| Challenge |
In the entries below, identify every line with the string "الإسناد" and copy it.

| Excerpted data |
● ● ● ● ● ● ●
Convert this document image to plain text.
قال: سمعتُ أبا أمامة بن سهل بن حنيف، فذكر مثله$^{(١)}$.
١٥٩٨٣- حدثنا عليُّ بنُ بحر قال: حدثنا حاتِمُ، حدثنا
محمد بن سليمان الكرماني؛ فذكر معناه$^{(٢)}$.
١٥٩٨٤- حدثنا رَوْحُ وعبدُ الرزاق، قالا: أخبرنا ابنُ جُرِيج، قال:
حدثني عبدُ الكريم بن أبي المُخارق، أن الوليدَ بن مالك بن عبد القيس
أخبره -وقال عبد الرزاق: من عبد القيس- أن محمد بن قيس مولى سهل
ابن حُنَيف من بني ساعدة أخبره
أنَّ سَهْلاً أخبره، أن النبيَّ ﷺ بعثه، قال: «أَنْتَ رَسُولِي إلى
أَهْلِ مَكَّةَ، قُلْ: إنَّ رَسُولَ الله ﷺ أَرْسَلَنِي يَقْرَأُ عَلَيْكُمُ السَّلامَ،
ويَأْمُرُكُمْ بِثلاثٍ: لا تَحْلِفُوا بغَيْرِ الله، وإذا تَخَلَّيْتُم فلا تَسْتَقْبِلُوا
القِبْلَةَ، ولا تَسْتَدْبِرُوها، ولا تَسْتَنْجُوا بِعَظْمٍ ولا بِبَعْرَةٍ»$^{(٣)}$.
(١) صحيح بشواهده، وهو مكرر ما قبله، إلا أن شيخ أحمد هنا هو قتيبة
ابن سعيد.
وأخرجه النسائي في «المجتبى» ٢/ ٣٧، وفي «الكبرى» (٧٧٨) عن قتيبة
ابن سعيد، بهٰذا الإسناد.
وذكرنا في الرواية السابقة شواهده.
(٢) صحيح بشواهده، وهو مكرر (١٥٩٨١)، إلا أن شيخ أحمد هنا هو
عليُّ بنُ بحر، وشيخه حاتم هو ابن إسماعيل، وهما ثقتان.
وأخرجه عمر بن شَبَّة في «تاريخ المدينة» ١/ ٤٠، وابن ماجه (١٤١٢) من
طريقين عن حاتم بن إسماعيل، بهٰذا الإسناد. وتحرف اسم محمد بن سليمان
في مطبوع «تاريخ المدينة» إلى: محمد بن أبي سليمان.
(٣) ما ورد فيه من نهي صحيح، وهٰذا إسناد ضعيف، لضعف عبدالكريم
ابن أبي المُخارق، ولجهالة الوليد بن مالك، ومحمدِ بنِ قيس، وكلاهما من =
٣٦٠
● ● ● ● ● ● ●
| Result |
ابن سعيد، بهٰذا الإسناد.
طريقين عن حاتم بن إسماعيل، بهٰذا الإسناد. وتحرف اسم محمد بن سليمان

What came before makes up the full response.